* Your instructions: Each line of the material must be returned exactly.

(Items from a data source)
(begin)
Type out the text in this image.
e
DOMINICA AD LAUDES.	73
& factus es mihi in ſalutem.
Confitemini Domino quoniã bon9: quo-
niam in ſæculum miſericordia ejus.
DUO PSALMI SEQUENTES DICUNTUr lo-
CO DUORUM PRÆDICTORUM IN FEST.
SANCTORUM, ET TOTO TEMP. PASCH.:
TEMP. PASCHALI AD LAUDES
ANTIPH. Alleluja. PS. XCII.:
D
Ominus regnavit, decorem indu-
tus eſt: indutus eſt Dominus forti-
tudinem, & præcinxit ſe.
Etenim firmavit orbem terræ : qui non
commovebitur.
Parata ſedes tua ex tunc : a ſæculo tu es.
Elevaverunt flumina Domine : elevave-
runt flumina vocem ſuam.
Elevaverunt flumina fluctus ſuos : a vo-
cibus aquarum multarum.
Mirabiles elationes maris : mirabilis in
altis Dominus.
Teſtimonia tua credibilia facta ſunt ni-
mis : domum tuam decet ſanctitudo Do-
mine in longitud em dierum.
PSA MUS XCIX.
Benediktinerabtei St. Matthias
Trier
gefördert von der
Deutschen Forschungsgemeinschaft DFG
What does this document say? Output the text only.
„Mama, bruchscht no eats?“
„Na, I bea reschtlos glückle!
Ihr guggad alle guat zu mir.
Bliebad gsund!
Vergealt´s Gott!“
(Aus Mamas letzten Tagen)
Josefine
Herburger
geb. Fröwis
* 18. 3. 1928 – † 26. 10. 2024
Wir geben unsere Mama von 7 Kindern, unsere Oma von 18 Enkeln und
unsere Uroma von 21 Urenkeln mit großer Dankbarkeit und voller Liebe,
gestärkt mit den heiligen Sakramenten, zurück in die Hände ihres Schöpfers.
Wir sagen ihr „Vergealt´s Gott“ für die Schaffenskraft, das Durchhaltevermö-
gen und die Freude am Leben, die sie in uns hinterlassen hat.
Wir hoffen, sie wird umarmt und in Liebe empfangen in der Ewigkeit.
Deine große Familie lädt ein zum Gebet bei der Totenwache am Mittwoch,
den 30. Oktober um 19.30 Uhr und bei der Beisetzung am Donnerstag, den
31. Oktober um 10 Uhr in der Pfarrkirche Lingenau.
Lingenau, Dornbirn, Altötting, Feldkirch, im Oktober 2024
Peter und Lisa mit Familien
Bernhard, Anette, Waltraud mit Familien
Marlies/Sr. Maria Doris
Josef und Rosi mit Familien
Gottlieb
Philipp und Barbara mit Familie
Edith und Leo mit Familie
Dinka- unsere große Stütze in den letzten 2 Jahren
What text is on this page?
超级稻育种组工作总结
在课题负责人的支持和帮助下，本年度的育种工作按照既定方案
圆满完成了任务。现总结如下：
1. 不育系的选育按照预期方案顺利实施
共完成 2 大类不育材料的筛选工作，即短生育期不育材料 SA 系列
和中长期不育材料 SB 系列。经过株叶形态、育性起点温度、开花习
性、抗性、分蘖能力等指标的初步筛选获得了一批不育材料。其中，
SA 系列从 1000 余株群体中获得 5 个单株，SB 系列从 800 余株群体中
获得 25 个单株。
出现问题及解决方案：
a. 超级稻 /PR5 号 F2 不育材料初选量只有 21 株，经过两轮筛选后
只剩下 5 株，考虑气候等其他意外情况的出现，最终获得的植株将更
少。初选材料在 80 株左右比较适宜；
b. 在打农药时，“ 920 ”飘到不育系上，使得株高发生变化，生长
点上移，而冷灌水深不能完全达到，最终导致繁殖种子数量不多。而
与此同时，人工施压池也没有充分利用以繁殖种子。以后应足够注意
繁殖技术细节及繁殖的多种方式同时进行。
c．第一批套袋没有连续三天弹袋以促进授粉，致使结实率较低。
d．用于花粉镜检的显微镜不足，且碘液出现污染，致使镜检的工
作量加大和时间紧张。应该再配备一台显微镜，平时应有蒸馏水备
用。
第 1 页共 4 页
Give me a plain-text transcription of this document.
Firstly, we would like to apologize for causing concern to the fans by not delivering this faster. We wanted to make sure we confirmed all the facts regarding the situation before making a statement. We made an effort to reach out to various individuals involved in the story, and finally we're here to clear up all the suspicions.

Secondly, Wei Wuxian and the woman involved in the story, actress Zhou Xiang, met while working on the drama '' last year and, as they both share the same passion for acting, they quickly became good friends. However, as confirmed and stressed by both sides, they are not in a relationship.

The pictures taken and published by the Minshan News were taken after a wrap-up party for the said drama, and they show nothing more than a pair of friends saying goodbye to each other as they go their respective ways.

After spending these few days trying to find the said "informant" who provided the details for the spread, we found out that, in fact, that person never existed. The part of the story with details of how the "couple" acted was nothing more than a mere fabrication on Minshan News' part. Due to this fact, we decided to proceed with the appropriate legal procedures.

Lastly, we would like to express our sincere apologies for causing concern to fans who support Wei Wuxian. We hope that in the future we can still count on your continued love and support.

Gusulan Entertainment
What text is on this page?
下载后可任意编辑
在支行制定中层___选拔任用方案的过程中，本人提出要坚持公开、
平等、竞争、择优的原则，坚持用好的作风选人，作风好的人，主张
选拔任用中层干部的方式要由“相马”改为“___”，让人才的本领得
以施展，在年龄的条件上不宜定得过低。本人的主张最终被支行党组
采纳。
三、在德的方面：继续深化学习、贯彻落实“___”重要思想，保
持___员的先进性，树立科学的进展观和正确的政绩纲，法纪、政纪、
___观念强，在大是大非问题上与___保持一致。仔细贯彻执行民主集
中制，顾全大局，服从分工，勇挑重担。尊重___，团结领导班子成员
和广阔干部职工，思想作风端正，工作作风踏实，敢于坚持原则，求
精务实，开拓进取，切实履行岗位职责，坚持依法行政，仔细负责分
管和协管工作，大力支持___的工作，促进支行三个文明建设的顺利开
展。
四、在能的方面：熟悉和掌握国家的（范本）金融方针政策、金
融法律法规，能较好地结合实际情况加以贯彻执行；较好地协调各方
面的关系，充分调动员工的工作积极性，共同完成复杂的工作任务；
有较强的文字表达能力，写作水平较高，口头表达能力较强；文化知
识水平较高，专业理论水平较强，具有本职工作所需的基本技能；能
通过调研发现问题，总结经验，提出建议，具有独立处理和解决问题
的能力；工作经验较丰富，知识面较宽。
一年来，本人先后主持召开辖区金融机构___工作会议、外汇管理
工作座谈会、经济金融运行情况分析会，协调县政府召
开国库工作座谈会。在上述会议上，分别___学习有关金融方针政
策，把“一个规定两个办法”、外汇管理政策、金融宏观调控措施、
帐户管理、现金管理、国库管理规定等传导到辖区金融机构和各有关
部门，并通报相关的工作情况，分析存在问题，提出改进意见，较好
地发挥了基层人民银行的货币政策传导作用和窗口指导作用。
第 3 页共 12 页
(end)
* Exercise output:
Type out the text in this image.
e
DOMINICA AD LAUDES.	73
& factus es mihi in ſalutem.
Confitemini Domino quoniã bon9: quo-
niam in ſæculum miſericordia ejus.
DUO PSALMI SEQUENTES DICUNTUr lo-
CO DUORUM PRÆDICTORUM IN FEST.
SANCTORUM, ET TOTO TEMP. PASCH.:
TEMP. PASCHALI AD LAUDES
ANTIPH. Alleluja. PS. XCII.:
D
Ominus regnavit, decorem indu-
tus eſt: indutus eſt Dominus forti-
tudinem, & præcinxit ſe.
Etenim firmavit orbem terræ : qui non
commovebitur.
Parata ſedes tua ex tunc : a ſæculo tu es.
Elevaverunt flumina Domine : elevave-
runt flumina vocem ſuam.
Elevaverunt flumina fluctus ſuos : a vo-
cibus aquarum multarum.
Mirabiles elationes maris : mirabilis in
altis Dominus.
Teſtimonia tua credibilia facta ſunt ni-
mis : domum tuam decet ſanctitudo Do-
mine in longitud em dierum.
PSA MUS XCIX.
Benediktinerabtei St. Matthias
Trier
gefördert von der
Deutschen Forschungsgemeinschaft DFG
What does this document say? Output the text only.
„Mama, bruchscht no eats?“
„Na, I bea reschtlos glückle!
Ihr guggad alle guat zu mir.
Bliebad gsund!
Vergealt´s Gott!“
(Aus Mamas letzten Tagen)
Josefine
Herburger
geb. Fröwis
* 18. 3. 1928 – † 26. 10. 2024
Wir geben unsere Mama von 7 Kindern, unsere Oma von 18 Enkeln und
unsere Uroma von 21 Urenkeln mit großer Dankbarkeit und voller Liebe,
gestärkt mit den heiligen Sakramenten, zurück in die Hände ihres Schöpfers.
Wir sagen ihr „Vergealt´s Gott“ für die Schaffenskraft, das Durchhaltevermö-
gen und die Freude am Leben, die sie in uns hinterlassen hat.
Wir hoffen, sie wird umarmt und in Liebe empfangen in der Ewigkeit.
Deine große Familie lädt ein zum Gebet bei der Totenwache am Mittwoch,
den 30. Oktober um 19.30 Uhr und bei der Beisetzung am Donnerstag, den
31. Oktober um 10 Uhr in der Pfarrkirche Lingenau.
Lingenau, Dornbirn, Altötting, Feldkirch, im Oktober 2024
Peter und Lisa mit Familien
Bernhard, Anette, Waltraud mit Familien
Marlies/Sr. Maria Doris
Josef und Rosi mit Familien
Gottlieb
Philipp und Barbara mit Familie
Edith und Leo mit Familie
Dinka- unsere große Stütze in den letzten 2 Jahren
What text is on this page?
超级稻育种组工作总结
在课题负责人的支持和帮助下，本年度的育种工作按照既定方案
圆满完成了任务。现总结如下：
1. 不育系的选育按照预期方案顺利实施
共完成 2 大类不育材料的筛选工作，即短生育期不育材料 SA 系列
和中长期不育材料 SB 系列。经过株叶形态、育性起点温度、开花习
性、抗性、分蘖能力等指标的初步筛选获得了一批不育材料。其中，
SA 系列从 1000 余株群体中获得 5 个单株，SB 系列从 800 余株群体中
获得 25 个单株。
出现问题及解决方案：
a. 超级稻 /PR5 号 F2 不育材料初选量只有 21 株，经过两轮筛选后
只剩下 5 株，考虑气候等其他意外情况的出现，最终获得的植株将更
少。初选材料在 80 株左右比较适宜；
b. 在打农药时，“ 920 ”飘到不育系上，使得株高发生变化，生长
点上移，而冷灌水深不能完全达到，最终导致繁殖种子数量不多。而
与此同时，人工施压池也没有充分利用以繁殖种子。以后应足够注意
繁殖技术细节及繁殖的多种方式同时进行。
c．第一批套袋没有连续三天弹袋以促进授粉，致使结实率较低。
d．用于花粉镜检的显微镜不足，且碘液出现污染，致使镜检的工
作量加大和时间紧张。应该再配备一台显微镜，平时应有蒸馏水备
用。
第 1 页共 4 页
Give me a plain-text transcription of this document.
Firstly, we would like to apologize for causing concern to the fans by not delivering this faster. We wanted to make sure we confirmed all the facts regarding the situation before making a statement. We made an effort to reach out to various individuals involved in the story, and finally we're here to clear up all the suspicions.

Secondly, Wei Wuxian and the woman involved in the story, actress Zhou Xiang, met while working on the drama '' last year and, as they both share the same passion for acting, they quickly became good friends. However, as confirmed and stressed by both sides, they are not in a relationship.

The pictures taken and published by the Minshan News were taken after a wrap-up party for the said drama, and they show nothing more than a pair of friends saying goodbye to each other as they go their respective ways.

After spending these few days trying to find the said "informant" who provided the details for the spread, we found out that, in fact, that person never existed. The part of the story with details of how the "couple" acted was nothing more than a mere fabrication on Minshan News' part. Due to this fact, we decided to proceed with the appropriate legal procedures.

Lastly, we would like to express our sincere apologies for causing concern to fans who support Wei Wuxian. We hope that in the future we can still count on your continued love and support.

Gusulan Entertainment
What text is on this page?
下载后可任意编辑
在支行制定中层___选拔任用方案的过程中，本人提出要坚持公开、
平等、竞争、择优的原则，坚持用好的作风选人，作风好的人，主张
选拔任用中层干部的方式要由“相马”改为“___”，让人才的本领得
以施展，在年龄的条件上不宜定得过低。本人的主张最终被支行党组
采纳。
三、在德的方面：继续深化学习、贯彻落实“___”重要思想，保
持___员的先进性，树立科学的进展观和正确的政绩纲，法纪、政纪、
___观念强，在大是大非问题上与___保持一致。仔细贯彻执行民主集
中制，顾全大局，服从分工，勇挑重担。尊重___，团结领导班子成员
和广阔干部职工，思想作风端正，工作作风踏实，敢于坚持原则，求
精务实，开拓进取，切实履行岗位职责，坚持依法行政，仔细负责分
管和协管工作，大力支持___的工作，促进支行三个文明建设的顺利开
展。
四、在能的方面：熟悉和掌握国家的（范本）金融方针政策、金
融法律法规，能较好地结合实际情况加以贯彻执行；较好地协调各方
面的关系，充分调动员工的工作积极性，共同完成复杂的工作任务；
有较强的文字表达能力，写作水平较高，口头表达能力较强；文化知
识水平较高，专业理论水平较强，具有本职工作所需的基本技能；能
通过调研发现问题，总结经验，提出建议，具有独立处理和解决问题
的能力；工作经验较丰富，知识面较宽。
一年来，本人先后主持召开辖区金融机构___工作会议、外汇管理
工作座谈会、经济金融运行情况分析会，协调县政府召
开国库工作座谈会。在上述会议上，分别___学习有关金融方针政
策，把“一个规定两个办法”、外汇管理政策、金融宏观调控措施、
帐户管理、现金管理、国库管理规定等传导到辖区金融机构和各有关
部门，并通报相关的工作情况，分析存在问题，提出改进意见，较好
地发挥了基层人民银行的货币政策传导作用和窗口指导作用。
第 3 页共 12 页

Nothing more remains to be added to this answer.